* [Article]
|---|
The acrylic arms which will hold nozzles and heatsink are being made. I should have them today. 
The drip irrigation system is also here and is working fantastic. I have tested it. 
Then I have to put the felt and spyra on the EPVC sheet. Once that is done, I will put drip irrigation system. After that, light and misting system will have to go. 
Then the drainage duct will be installed. Acrylic containers are being made to be used as reservoirs.
And then FINALLY I will be able to put some plants on this thing


----------



## Mikeygmzmg (Mar 19, 2015)

This is an awesome idea, can't wait to see how this project works out.


----------



## Hilde (May 19, 2008)

sumer said:


> My girlfriend wants that warm look of sunlight on the wall. I am not very sure though. I wanted some neutral whites just to keep it looking "cool" but hey, she's letting me do this and that is enough for a favor. Haha.
> 
> So these LEDs will be either on a StormX controller or maybe a Makers Controller.
> They both will do sunrise, sunset, thunderstorm and what not.


Wow!! You can have your way at times her way at times. Can't wait to see the final project.:thumbsup::thumbsup:

OH, About how much is this project costing?


----------



## sumer (Feb 6, 2010)

Thanks. I don't have enough LED holders to put both the combinations. That's a great idea BTW. Won't be too difficult to execute.
Costing.. If you ask just about the wall part, not much. $90 for EPVC sheet, Felt AND spyra. $50 in acrylic stuff, $40 for drip system and a few extra $s if you can get away with hand misting and normal lights that you get at home depot.
Since I went with mistking, it costed me $180. I don't want to calculate the lighting cost. The same power supply will be powering the wall and the tank so it's complicated there.

But if someone want's to do it cost effectively, one can do everything in $100-$150. You can just hang it on the wall instead of using these pipes that I am using. Use flora felt, spyra and a drip system. Just put an ultrasonic humidifier that you can get under $20 online and you are done.

Bump: Alright! Some more progress:
I made an outline sort of around the sheet to keep the water contained within the sheet. It's just an inch so it's functionality is questionable at the moment but we'll see.









I then covered the corners with some silicon. I am trying my best to save it from leaking:









Remember I told y'all about the drainage gully? Here's it:


















And then I picked up the acrylic arms this afternoon. They will hold my LED unit and mistking nozzles:


















I could have made some more progress today if this dumb fella had not done this. You can very well imagine what would have followed.
And BTW, she bought these shoes this past Sunday so that she can wear them on coming Friday at a party and...


----------



## sumer (Feb 6, 2010)

Thanks Sean 


I am finally done with all the talks at the fishclubs and now would like to take no other projects in hand before I finish this darn project.
I made a little progress yesterday.
|---|
* [Set task A] Please write out the records unchanged, from their first line through the line that contains "legend-label: 56-65 <box>636", with both of those lines included.

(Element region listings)
|---|
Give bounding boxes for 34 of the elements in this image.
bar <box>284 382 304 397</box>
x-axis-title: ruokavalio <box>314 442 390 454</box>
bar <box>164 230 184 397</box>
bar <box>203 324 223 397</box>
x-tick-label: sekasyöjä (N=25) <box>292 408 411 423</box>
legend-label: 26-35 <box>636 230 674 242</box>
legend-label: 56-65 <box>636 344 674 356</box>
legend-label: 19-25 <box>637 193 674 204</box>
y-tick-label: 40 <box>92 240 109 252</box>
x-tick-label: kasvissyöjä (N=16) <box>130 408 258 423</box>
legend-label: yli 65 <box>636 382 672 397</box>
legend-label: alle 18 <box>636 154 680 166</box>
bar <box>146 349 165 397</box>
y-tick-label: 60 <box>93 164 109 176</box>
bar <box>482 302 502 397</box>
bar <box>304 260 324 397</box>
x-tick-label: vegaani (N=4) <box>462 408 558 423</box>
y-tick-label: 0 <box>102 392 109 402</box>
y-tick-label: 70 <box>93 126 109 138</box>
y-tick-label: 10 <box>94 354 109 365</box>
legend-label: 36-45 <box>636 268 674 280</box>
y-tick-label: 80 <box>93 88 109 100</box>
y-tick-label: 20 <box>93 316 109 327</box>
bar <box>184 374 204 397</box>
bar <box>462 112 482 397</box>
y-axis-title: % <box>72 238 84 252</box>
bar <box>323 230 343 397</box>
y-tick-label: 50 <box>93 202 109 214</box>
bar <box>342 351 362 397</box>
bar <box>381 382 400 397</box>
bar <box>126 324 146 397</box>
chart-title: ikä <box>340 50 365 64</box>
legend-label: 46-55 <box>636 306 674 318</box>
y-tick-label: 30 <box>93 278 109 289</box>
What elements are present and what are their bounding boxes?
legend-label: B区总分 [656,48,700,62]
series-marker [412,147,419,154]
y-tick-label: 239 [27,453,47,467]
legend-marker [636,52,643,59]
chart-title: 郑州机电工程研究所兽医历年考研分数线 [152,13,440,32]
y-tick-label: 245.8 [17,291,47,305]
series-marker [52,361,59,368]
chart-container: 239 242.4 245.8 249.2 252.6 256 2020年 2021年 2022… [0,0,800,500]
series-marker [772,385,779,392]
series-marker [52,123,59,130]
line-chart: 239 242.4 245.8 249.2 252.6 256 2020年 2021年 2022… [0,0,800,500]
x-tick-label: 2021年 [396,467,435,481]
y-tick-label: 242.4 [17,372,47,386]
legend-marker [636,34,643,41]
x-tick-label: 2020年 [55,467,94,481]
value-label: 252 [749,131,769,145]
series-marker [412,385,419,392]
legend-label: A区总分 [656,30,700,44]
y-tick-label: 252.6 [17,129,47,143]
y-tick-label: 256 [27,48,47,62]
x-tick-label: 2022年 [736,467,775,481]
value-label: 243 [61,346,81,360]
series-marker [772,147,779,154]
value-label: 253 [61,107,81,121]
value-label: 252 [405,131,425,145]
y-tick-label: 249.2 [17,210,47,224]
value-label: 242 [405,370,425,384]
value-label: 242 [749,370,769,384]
|---|
* [Set task B] In the living wall thread, what did the EPVC sheet, felt and spyra cost?

* [Final result A]
Give bounding boxes for 34 of the elements in this image.
bar <box>284 382 304 397</box>
x-axis-title: ruokavalio <box>314 442 390 454</box>
bar <box>164 230 184 397</box>
bar <box>203 324 223 397</box>
x-tick-label: sekasyöjä (N=25) <box>292 408 411 423</box>
legend-label: 26-35 <box>636 230 674 242</box>
legend-label: 56-65 <box>636 344 674 356</box>

* [Final result B] $90 for all three.